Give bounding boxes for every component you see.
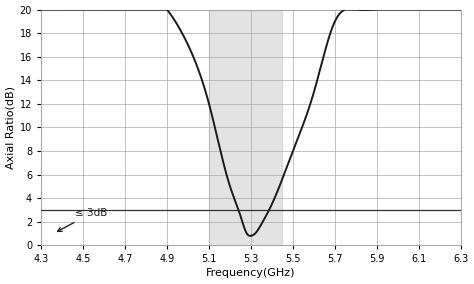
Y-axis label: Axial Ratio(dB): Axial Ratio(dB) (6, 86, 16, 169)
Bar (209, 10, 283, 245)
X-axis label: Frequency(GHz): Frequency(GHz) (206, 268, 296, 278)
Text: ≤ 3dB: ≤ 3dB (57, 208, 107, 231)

-- -- --

[Direction]
Output the items above line for line with no changes, and leave out the pictures.

[Solved exercise]
Give bounding boxes for every component you see.
Y-axis label: Axial Ratio(dB): Axial Ratio(dB) (6, 86, 16, 169)
Bar (209, 10, 283, 245)
X-axis label: Frequency(GHz): Frequency(GHz) (206, 268, 296, 278)
Text: ≤ 3dB: ≤ 3dB (57, 208, 107, 231)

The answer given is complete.